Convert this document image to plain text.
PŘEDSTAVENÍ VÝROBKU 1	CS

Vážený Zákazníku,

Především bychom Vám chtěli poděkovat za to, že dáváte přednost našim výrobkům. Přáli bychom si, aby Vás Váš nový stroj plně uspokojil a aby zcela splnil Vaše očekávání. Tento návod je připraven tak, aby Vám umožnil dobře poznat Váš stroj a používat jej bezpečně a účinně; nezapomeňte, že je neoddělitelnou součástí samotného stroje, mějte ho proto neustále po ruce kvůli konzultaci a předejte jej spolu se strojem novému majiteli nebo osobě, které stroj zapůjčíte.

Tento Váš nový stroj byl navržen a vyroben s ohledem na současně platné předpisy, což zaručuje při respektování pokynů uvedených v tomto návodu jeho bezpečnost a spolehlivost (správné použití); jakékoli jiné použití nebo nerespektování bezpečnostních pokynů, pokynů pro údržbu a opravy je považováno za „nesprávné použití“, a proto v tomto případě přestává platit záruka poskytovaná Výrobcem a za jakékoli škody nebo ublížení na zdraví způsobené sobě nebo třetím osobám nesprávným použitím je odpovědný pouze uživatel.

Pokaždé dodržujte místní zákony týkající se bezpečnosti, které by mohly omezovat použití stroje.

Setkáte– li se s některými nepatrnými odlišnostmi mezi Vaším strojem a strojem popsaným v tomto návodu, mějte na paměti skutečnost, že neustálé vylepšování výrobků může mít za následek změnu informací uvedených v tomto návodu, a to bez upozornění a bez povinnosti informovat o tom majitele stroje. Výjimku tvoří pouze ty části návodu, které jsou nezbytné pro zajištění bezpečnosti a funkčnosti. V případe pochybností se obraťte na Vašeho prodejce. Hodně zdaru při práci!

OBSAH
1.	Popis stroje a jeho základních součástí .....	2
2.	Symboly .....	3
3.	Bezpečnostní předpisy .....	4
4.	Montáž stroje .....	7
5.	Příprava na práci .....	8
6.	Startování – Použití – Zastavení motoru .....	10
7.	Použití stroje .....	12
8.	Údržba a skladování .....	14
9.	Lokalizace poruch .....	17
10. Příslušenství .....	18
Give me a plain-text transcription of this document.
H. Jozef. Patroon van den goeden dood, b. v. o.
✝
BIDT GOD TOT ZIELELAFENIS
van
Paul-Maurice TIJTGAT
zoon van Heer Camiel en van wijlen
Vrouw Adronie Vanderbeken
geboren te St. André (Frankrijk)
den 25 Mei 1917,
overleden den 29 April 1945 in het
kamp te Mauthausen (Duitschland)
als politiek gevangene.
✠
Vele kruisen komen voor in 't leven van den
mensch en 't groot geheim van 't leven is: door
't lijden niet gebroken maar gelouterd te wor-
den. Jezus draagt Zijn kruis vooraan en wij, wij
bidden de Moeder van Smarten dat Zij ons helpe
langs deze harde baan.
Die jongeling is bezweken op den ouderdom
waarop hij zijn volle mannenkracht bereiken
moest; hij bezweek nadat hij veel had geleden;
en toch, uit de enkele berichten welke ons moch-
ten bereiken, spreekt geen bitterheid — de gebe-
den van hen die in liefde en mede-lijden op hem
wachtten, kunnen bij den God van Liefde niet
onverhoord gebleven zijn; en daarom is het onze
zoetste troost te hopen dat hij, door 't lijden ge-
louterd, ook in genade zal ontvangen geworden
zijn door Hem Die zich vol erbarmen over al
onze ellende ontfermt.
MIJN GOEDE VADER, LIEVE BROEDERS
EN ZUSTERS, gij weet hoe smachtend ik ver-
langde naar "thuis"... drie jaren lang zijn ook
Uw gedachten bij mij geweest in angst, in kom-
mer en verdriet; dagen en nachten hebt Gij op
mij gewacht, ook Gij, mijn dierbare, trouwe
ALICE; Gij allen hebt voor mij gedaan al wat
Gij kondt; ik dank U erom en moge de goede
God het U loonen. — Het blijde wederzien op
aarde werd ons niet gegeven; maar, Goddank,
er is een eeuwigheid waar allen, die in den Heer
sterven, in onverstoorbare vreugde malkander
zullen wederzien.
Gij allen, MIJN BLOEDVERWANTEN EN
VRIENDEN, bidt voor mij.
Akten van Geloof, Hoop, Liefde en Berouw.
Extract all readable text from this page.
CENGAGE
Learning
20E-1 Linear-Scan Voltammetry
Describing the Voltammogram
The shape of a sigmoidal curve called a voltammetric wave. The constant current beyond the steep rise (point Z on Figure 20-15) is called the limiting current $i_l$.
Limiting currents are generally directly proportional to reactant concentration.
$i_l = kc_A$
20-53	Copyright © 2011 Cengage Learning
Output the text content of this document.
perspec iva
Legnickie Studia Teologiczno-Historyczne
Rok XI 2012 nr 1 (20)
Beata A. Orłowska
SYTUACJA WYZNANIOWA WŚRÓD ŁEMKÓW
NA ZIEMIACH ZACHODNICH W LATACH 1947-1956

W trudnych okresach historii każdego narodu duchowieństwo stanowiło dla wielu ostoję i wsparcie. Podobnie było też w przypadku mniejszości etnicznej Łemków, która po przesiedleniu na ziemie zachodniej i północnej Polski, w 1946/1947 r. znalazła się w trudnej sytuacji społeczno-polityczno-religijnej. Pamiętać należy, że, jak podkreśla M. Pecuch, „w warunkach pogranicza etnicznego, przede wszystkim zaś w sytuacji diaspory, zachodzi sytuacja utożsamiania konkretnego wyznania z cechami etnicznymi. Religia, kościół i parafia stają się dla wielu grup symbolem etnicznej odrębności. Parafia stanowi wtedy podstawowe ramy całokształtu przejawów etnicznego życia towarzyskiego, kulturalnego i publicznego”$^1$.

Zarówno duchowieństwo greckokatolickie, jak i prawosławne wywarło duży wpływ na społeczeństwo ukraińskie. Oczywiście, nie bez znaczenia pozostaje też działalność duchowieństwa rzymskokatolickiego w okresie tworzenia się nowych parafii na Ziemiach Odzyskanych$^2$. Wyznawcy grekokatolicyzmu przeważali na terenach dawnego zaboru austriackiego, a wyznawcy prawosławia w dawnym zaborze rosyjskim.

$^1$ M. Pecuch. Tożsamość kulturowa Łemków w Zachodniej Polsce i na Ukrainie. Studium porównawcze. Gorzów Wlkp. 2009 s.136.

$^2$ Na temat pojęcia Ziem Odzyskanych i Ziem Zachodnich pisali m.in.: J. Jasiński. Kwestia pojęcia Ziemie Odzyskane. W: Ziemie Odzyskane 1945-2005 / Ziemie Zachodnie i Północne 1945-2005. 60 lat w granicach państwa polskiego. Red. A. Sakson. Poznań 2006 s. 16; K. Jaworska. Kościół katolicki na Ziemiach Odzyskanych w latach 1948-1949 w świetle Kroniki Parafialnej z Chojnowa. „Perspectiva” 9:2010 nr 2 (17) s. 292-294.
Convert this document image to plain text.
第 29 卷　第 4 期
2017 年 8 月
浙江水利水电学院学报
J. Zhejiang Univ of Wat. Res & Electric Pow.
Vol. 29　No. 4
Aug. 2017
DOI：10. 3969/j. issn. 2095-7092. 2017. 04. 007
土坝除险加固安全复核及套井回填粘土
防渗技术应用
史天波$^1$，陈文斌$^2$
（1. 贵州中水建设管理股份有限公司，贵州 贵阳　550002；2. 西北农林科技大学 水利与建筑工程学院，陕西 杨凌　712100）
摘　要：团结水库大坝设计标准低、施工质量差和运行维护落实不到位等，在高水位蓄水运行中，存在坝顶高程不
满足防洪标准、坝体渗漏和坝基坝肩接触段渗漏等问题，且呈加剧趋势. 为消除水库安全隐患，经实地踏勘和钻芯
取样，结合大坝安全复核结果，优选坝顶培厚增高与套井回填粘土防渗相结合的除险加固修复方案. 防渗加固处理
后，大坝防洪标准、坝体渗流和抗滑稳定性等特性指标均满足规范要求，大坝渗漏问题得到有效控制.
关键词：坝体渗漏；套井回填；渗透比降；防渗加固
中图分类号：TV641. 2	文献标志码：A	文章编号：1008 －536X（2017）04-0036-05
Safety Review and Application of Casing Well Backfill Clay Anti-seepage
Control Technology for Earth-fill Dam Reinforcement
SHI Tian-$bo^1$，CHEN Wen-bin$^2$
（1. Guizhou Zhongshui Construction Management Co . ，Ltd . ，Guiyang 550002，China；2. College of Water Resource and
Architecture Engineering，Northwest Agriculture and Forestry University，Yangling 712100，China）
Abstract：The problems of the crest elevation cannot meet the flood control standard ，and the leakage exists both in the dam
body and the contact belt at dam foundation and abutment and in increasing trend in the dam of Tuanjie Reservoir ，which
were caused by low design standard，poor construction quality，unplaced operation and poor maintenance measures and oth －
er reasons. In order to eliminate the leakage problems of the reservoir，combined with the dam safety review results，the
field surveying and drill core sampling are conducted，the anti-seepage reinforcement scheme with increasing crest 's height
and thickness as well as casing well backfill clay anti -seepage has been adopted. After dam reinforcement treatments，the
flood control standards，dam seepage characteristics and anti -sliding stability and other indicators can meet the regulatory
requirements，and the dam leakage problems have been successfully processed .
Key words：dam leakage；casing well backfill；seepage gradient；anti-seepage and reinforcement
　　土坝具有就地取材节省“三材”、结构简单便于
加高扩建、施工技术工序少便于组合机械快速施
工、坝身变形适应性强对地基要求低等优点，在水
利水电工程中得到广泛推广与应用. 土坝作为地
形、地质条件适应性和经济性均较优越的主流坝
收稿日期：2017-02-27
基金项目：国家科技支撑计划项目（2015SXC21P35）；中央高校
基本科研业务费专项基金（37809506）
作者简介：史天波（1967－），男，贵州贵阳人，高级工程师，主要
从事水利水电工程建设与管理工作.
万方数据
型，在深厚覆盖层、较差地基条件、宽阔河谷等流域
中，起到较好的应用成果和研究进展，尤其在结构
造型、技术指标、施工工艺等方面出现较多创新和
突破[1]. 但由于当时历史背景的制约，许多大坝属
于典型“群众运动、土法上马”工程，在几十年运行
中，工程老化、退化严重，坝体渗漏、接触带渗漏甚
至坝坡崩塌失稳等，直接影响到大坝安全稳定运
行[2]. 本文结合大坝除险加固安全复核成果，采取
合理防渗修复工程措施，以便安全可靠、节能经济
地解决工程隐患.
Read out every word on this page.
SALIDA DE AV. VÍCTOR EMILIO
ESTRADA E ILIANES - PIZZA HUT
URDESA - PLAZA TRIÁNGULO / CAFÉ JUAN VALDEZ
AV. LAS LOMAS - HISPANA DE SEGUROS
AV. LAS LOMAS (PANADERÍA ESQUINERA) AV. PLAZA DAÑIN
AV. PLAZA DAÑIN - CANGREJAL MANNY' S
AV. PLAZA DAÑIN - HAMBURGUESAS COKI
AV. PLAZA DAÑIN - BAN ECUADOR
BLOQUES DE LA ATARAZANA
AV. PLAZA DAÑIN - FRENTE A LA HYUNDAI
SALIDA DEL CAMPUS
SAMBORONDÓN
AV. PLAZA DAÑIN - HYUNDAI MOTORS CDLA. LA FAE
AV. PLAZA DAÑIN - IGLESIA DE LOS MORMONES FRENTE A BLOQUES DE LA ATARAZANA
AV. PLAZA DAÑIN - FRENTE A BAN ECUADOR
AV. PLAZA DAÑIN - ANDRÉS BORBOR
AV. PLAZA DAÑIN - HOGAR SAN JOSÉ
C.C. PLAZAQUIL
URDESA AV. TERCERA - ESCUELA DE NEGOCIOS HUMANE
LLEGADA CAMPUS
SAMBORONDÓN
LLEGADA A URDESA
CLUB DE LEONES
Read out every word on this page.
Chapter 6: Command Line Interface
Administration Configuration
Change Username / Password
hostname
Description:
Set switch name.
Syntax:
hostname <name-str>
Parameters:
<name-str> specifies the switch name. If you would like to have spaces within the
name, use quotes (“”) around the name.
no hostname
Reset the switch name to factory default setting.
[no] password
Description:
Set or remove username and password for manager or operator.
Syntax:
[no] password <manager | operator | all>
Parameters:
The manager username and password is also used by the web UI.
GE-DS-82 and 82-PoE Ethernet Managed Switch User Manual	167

···

▶ [Required work]:
Track down every line with the word "bereiken" and copy it.

▶ [Answer for this exercise]:
waarop hij zijn volle mannenkracht bereiken
ten bereiken, spreekt geen bitterheid — de gebe-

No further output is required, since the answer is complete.